─── SUPPLIED RECORDS

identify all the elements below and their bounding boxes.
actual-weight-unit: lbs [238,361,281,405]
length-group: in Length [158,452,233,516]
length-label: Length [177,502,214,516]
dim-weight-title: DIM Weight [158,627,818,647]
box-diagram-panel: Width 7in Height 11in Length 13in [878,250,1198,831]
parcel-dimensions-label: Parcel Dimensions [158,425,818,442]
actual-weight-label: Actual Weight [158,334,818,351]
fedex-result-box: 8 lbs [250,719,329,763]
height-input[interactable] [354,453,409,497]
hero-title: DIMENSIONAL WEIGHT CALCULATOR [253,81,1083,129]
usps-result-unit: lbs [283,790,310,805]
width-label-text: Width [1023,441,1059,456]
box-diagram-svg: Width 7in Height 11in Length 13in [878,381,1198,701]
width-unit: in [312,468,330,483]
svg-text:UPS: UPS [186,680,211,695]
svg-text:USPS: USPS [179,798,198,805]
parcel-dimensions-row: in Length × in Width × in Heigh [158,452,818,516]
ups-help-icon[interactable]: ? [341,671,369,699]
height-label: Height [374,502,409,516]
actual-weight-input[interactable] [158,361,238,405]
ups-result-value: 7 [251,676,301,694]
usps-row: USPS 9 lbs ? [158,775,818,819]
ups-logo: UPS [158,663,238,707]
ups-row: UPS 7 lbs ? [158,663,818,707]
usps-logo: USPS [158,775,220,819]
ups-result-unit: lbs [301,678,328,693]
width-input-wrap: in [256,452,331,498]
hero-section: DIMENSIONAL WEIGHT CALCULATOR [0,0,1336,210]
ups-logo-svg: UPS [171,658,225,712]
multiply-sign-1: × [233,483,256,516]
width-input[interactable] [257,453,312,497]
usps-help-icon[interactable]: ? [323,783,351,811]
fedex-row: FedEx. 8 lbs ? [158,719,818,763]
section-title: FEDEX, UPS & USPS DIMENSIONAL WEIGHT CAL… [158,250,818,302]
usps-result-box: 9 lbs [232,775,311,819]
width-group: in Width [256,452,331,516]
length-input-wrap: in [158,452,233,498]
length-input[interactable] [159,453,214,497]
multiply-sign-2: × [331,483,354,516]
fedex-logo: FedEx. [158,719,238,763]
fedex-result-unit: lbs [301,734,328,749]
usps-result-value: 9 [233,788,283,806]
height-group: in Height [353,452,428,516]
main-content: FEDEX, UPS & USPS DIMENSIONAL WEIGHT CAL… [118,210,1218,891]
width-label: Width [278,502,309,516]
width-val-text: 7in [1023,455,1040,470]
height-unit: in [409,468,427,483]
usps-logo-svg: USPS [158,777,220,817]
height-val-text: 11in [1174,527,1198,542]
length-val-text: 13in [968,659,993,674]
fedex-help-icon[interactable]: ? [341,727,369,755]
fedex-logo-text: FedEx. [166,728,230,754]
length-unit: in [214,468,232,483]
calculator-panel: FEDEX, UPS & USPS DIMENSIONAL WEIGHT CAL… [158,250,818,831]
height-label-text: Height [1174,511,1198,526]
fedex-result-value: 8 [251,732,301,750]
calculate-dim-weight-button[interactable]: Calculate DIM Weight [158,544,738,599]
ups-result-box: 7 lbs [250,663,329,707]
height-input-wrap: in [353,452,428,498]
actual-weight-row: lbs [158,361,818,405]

──────

WHAT IS EXPECTED: Count the lines in the records above that contain the string "group". Give only the number.

THE RESPONSE: 3